SHORT TASK ::
Set down the material below word for word, excluding the pictures.

— Start —

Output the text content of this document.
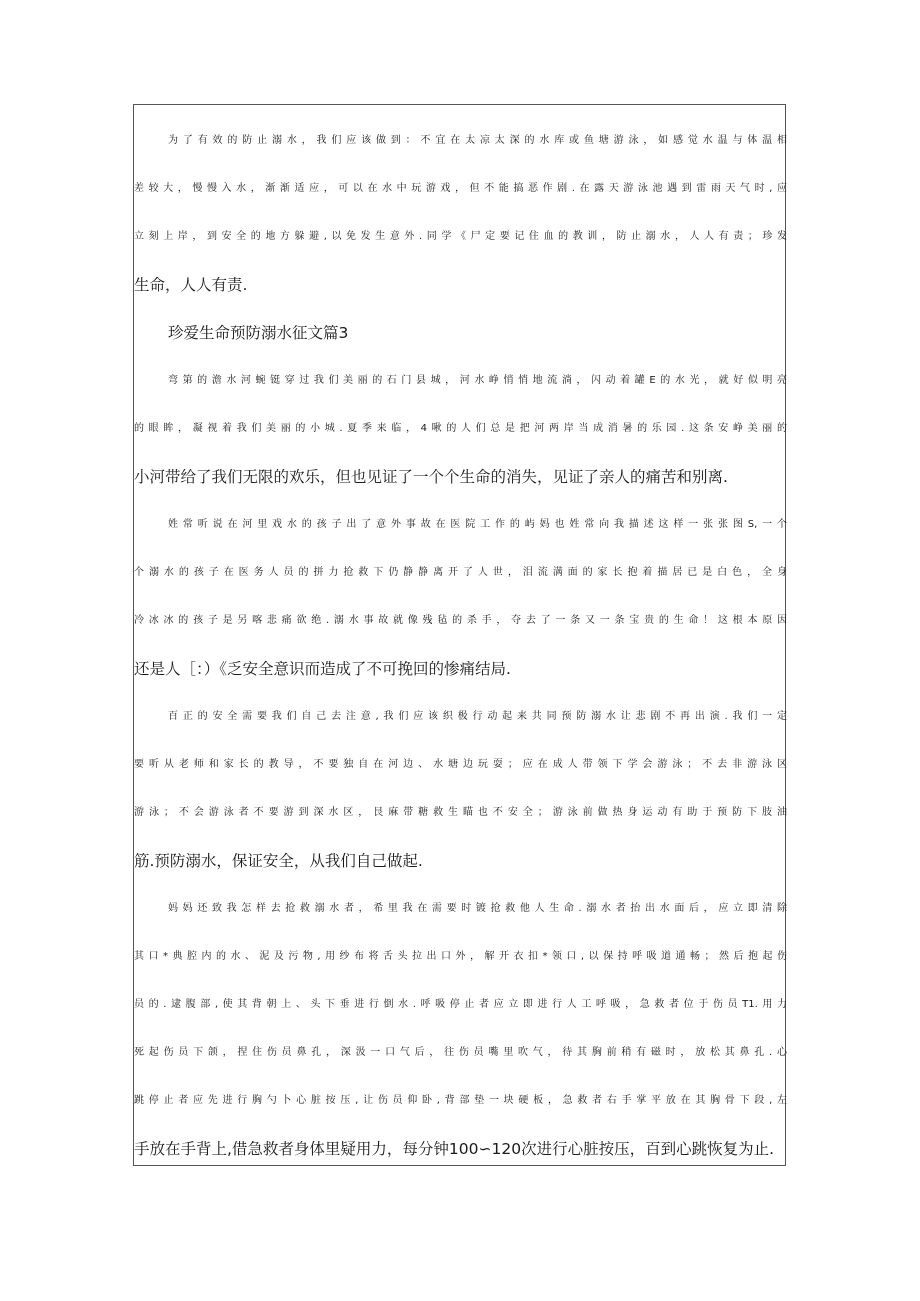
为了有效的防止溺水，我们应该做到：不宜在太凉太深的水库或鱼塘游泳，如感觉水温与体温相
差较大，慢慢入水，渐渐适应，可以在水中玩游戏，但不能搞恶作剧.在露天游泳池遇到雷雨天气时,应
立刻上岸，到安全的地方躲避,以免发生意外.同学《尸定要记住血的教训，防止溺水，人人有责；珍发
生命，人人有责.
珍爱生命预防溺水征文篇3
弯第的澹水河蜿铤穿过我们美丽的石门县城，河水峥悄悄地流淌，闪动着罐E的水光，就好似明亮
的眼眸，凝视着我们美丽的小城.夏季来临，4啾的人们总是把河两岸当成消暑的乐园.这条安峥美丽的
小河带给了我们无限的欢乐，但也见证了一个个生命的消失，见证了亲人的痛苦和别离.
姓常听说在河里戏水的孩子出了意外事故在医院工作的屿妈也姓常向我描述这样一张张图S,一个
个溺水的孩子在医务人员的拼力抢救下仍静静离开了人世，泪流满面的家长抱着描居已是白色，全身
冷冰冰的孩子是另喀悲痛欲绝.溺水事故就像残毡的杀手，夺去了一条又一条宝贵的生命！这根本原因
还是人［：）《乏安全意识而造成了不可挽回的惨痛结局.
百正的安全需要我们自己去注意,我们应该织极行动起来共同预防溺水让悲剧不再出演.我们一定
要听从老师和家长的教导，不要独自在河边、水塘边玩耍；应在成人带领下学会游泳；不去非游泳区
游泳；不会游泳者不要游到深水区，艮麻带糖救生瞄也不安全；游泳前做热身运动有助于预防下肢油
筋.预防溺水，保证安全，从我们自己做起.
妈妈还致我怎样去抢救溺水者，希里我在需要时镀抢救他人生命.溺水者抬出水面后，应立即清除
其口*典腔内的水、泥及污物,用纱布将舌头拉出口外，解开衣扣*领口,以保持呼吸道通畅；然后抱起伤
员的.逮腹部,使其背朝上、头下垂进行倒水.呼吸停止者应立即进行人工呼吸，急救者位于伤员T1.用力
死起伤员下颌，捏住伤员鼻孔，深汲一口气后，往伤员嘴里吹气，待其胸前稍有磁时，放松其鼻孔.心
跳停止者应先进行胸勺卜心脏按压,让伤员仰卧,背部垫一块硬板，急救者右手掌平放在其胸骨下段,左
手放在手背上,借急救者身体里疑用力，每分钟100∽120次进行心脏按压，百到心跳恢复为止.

— End —

REPLY ::
Output the text content of this document.
为了有效的防止溺水，我们应该做到：不宜在太凉太深的水库或鱼塘游泳，如感觉水温与体温相
差较大，慢慢入水，渐渐适应，可以在水中玩游戏，但不能搞恶作剧.在露天游泳池遇到雷雨天气时,应
立刻上岸，到安全的地方躲避,以免发生意外.同学《尸定要记住血的教训，防止溺水，人人有责；珍发
生命，人人有责.
珍爱生命预防溺水征文篇3
弯第的澹水河蜿铤穿过我们美丽的石门县城，河水峥悄悄地流淌，闪动着罐E的水光，就好似明亮
的眼眸，凝视着我们美丽的小城.夏季来临，4啾的人们总是把河两岸当成消暑的乐园.这条安峥美丽的
小河带给了我们无限的欢乐，但也见证了一个个生命的消失，见证了亲人的痛苦和别离.
姓常听说在河里戏水的孩子出了意外事故在医院工作的屿妈也姓常向我描述这样一张张图S,一个
个溺水的孩子在医务人员的拼力抢救下仍静静离开了人世，泪流满面的家长抱着描居已是白色，全身
冷冰冰的孩子是另喀悲痛欲绝.溺水事故就像残毡的杀手，夺去了一条又一条宝贵的生命！这根本原因
还是人［：）《乏安全意识而造成了不可挽回的惨痛结局.
百正的安全需要我们自己去注意,我们应该织极行动起来共同预防溺水让悲剧不再出演.我们一定
要听从老师和家长的教导，不要独自在河边、水塘边玩耍；应在成人带领下学会游泳；不去非游泳区
游泳；不会游泳者不要游到深水区，艮麻带糖救生瞄也不安全；游泳前做热身运动有助于预防下肢油
筋.预防溺水，保证安全，从我们自己做起.
妈妈还致我怎样去抢救溺水者，希里我在需要时镀抢救他人生命.溺水者抬出水面后，应立即清除
其口*典腔内的水、泥及污物,用纱布将舌头拉出口外，解开衣扣*领口,以保持呼吸道通畅；然后抱起伤
员的.逮腹部,使其背朝上、头下垂进行倒水.呼吸停止者应立即进行人工呼吸，急救者位于伤员T1.用力
死起伤员下颌，捏住伤员鼻孔，深汲一口气后，往伤员嘴里吹气，待其胸前稍有磁时，放松其鼻孔.心
跳停止者应先进行胸勺卜心脏按压,让伤员仰卧,背部垫一块硬板，急救者右手掌平放在其胸骨下段,左
手放在手背上,借急救者身体里疑用力，每分钟100∽120次进行心脏按压，百到心跳恢复为止.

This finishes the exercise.